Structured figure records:
□ □ □ □
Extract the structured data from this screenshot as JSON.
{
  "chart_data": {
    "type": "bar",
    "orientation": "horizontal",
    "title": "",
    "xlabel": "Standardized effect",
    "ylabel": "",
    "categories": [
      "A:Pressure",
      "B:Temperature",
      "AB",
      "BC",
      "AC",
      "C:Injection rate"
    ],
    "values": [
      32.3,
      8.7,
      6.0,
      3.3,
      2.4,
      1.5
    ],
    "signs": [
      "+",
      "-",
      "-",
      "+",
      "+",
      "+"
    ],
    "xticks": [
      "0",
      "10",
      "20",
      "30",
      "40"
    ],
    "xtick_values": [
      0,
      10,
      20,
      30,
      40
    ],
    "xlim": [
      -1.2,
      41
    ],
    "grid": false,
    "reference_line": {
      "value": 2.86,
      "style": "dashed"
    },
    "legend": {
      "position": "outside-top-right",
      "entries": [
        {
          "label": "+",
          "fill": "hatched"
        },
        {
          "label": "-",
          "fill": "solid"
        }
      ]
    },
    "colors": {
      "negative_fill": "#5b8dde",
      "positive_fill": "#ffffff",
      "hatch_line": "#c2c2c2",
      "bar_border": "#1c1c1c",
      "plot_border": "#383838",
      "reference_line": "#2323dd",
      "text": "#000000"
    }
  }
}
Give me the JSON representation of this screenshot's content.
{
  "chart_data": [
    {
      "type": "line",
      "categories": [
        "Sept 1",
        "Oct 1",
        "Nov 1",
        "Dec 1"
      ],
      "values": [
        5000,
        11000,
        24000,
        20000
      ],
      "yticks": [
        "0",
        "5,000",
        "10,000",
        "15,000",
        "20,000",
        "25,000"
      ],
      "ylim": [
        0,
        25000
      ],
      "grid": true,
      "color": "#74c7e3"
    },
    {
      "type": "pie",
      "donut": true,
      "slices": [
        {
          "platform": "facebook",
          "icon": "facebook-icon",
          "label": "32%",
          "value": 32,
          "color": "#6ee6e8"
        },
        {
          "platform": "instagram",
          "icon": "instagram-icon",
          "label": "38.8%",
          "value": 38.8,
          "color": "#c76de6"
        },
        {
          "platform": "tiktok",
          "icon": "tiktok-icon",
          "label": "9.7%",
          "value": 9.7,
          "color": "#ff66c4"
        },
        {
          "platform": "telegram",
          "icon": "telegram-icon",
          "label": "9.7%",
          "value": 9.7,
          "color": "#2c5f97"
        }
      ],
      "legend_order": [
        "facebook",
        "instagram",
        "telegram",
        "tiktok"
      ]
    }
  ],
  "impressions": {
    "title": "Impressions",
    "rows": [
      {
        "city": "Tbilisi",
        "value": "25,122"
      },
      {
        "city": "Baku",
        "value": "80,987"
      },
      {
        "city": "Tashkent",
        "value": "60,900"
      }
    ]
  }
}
□ □ □ □
- _EXERCISE REQUIREMENTS_
Your task is to output the full set of records exactly as presented.

- _ANSWER TO THE TASK_
Extract the structured data from this screenshot as JSON.
{
  "chart_data": {
    "type": "bar",
    "orientation": "horizontal",
    "title": "",
    "xlabel": "Standardized effect",
    "ylabel": "",
    "categories": [
      "A:Pressure",
      "B:Temperature",
      "AB",
      "BC",
      "AC",
      "C:Injection rate"
    ],
    "values": [
      32.3,
      8.7,
      6.0,
      3.3,
      2.4,
      1.5
    ],
    "signs": [
      "+",
      "-",
      "-",
      "+",
      "+",
      "+"
    ],
    "xticks": [
      "0",
      "10",
      "20",
      "30",
      "40"
    ],
    "xtick_values": [
      0,
      10,
      20,
      30,
      40
    ],
    "xlim": [
      -1.2,
      41
    ],
    "grid": false,
    "reference_line": {
      "value": 2.86,
      "style": "dashed"
    },
    "legend": {
      "position": "outside-top-right",
      "entries": [
        {
          "label": "+",
          "fill": "hatched"
        },
        {
          "label": "-",
          "fill": "solid"
        }
      ]
    },
    "colors": {
      "negative_fill": "#5b8dde",
      "positive_fill": "#ffffff",
      "hatch_line": "#c2c2c2",
      "bar_border": "#1c1c1c",
      "plot_border": "#383838",
      "reference_line": "#2323dd",
      "text": "#000000"
    }
  }
}
Give me the JSON representation of this screenshot's content.
{
  "chart_data": [
    {
      "type": "line",
      "categories": [
        "Sept 1",
        "Oct 1",
        "Nov 1",
        "Dec 1"
      ],
      "values": [
        5000,
        11000,
        24000,
        20000
      ],
      "yticks": [
        "0",
        "5,000",
        "10,000",
        "15,000",
        "20,000",
        "25,000"
      ],
      "ylim": [
        0,
        25000
      ],
      "grid": true,
      "color": "#74c7e3"
    },
    {
      "type": "pie",
      "donut": true,
      "slices": [
        {
          "platform": "facebook",
          "icon": "facebook-icon",
          "label": "32%",
          "value": 32,
          "color": "#6ee6e8"
        },
        {
          "platform": "instagram",
          "icon": "instagram-icon",
          "label": "38.8%",
          "value": 38.8,
          "color": "#c76de6"
        },
        {
          "platform": "tiktok",
          "icon": "tiktok-icon",
          "label": "9.7%",
          "value": 9.7,
          "color": "#ff66c4"
        },
        {
          "platform": "telegram",
          "icon": "telegram-icon",
          "label": "9.7%",
          "value": 9.7,
          "color": "#2c5f97"
        }
      ],
      "legend_order": [
        "facebook",
        "instagram",
        "telegram",
        "tiktok"
      ]
    }
  ],
  "impressions": {
    "title": "Impressions",
    "rows": [
      {
        "city": "Tbilisi",
        "value": "25,122"
      },
      {
        "city": "Baku",
        "value": "80,987"
      },
      {
        "city": "Tashkent",
        "value": "60,900"
      }
    ]
  }
}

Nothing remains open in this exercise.